Pull each line holding "Detected" out of the entries below.

▸ Material for this exercise
-- BEGIN --
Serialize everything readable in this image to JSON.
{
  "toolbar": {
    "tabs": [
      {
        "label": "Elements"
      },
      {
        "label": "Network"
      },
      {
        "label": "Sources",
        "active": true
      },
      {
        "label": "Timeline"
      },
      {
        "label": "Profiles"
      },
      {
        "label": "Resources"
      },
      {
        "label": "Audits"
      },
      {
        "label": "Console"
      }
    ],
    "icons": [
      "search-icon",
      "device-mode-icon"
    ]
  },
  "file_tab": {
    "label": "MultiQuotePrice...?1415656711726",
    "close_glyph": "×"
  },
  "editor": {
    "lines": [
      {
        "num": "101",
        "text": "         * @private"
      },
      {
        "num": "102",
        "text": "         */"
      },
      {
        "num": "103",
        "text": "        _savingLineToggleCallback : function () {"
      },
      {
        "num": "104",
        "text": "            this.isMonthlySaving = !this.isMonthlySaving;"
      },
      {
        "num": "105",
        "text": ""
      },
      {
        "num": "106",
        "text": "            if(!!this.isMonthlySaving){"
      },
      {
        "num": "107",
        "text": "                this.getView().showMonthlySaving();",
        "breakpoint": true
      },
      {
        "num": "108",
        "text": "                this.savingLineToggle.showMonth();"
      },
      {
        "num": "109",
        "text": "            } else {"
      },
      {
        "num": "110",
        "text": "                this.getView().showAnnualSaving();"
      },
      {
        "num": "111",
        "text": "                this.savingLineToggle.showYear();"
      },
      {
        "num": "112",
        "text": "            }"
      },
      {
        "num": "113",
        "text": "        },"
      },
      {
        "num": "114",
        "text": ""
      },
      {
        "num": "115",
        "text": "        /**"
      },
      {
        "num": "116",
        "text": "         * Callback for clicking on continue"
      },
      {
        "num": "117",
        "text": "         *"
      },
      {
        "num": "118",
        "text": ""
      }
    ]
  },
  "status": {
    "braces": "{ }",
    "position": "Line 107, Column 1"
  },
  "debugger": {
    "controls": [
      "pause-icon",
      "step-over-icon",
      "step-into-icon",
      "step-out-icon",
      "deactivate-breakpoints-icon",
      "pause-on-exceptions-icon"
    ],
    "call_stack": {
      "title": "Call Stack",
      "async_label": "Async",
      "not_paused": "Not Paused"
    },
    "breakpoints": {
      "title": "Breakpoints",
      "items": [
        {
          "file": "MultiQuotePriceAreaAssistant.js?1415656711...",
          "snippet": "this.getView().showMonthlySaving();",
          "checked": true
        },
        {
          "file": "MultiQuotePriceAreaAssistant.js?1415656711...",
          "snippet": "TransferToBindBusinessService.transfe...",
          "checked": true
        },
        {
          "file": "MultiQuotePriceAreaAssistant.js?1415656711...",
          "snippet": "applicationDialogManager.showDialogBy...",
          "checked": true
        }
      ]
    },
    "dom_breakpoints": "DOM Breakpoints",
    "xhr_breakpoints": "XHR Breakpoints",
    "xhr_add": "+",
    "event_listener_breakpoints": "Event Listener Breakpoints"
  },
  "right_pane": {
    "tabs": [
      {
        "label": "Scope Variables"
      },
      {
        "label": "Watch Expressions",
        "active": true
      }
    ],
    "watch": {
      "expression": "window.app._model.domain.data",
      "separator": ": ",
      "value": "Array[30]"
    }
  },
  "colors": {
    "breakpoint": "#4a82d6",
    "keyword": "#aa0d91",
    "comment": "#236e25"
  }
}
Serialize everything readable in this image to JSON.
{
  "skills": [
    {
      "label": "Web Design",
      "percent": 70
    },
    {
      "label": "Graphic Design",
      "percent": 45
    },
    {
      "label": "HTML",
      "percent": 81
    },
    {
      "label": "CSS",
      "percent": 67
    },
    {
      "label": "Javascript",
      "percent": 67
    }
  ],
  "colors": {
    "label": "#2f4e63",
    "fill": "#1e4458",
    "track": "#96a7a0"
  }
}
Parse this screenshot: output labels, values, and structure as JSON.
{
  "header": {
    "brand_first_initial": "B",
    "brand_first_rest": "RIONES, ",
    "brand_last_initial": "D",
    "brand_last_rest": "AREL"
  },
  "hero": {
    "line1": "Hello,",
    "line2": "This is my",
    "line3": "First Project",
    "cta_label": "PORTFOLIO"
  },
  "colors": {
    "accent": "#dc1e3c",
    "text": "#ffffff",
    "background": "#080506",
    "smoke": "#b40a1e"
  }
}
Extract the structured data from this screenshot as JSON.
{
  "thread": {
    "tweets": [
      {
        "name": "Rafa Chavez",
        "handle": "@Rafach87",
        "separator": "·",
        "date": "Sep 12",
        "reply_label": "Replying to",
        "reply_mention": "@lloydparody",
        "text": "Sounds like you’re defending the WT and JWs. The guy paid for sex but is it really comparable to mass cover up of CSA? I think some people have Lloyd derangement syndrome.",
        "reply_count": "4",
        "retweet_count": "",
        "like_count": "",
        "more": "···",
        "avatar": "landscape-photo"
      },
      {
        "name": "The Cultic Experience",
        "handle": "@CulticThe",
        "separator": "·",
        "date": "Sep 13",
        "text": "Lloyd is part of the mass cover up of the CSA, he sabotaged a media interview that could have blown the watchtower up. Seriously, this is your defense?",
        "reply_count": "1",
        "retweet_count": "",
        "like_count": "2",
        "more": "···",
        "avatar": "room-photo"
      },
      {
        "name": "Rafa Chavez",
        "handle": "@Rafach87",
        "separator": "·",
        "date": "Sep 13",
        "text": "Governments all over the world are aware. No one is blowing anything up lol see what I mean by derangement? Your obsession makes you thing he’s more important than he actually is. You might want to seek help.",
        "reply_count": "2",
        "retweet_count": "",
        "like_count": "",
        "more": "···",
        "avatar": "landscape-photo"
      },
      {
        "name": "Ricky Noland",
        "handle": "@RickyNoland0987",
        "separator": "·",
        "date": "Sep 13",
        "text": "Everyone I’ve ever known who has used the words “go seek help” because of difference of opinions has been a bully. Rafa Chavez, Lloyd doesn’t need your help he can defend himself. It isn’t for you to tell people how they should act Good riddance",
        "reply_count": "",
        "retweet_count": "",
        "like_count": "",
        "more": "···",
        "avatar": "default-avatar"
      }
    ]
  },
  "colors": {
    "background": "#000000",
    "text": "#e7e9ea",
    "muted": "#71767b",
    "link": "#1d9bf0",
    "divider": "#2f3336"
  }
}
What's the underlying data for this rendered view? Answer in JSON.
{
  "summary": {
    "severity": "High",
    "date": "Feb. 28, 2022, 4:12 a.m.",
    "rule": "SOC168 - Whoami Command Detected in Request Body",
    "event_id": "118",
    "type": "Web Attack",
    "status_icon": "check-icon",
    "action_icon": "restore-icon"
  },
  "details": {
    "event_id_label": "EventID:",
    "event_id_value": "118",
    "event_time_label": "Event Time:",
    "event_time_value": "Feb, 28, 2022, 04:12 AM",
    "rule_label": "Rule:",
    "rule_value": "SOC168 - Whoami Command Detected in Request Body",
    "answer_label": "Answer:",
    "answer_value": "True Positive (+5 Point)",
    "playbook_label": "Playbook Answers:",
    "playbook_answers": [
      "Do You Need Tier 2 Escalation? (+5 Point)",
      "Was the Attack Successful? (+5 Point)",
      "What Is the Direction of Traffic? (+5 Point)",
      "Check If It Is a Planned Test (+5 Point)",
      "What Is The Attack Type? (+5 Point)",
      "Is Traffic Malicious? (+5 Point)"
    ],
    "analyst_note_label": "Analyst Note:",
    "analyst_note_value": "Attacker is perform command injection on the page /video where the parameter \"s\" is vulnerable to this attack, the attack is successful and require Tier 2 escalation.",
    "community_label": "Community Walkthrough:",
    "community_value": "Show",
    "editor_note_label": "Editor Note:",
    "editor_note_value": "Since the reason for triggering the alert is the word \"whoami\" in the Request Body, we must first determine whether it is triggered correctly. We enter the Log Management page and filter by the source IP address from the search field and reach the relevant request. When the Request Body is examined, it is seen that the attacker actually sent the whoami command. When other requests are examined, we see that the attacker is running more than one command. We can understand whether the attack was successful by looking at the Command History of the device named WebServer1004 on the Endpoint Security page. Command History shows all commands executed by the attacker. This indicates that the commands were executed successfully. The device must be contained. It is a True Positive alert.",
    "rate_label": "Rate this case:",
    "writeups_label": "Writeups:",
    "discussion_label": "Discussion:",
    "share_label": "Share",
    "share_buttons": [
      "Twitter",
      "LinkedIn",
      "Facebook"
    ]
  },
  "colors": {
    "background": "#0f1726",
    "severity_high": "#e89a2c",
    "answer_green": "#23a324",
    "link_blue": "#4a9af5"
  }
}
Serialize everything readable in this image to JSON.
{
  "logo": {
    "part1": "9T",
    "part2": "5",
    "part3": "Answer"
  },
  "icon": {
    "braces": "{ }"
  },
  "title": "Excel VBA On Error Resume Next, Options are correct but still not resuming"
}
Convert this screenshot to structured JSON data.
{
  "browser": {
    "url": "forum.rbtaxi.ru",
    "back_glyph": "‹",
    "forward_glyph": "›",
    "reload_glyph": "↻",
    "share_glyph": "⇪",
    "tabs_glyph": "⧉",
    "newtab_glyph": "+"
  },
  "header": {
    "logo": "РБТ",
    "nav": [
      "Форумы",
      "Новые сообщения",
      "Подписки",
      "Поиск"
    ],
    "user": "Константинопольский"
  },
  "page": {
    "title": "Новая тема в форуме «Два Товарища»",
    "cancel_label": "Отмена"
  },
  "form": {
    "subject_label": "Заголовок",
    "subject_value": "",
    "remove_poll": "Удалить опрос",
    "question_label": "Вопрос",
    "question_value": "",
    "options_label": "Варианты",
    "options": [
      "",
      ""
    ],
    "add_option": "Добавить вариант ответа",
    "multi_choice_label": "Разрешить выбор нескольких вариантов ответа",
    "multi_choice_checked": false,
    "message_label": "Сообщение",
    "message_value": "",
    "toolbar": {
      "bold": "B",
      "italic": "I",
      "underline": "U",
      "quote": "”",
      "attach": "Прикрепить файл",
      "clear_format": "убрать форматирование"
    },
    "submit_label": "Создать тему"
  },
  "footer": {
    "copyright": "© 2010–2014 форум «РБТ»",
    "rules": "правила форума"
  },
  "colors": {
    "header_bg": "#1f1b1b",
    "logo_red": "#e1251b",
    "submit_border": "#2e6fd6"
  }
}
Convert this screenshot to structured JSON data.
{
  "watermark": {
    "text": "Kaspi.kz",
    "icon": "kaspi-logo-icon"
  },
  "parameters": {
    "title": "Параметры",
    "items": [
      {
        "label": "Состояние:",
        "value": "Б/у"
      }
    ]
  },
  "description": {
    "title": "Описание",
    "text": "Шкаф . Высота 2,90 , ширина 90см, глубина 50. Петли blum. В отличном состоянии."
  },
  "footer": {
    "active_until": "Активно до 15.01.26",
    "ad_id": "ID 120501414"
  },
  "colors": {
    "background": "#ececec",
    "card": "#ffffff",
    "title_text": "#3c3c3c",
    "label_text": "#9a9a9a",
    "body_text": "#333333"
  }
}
-- END --
▸ The completed task
    "rule": "SOC168 - Whoami Command Detected in Request Body",
    "rule_value": "SOC168 - Whoami Command Detected in Request Body",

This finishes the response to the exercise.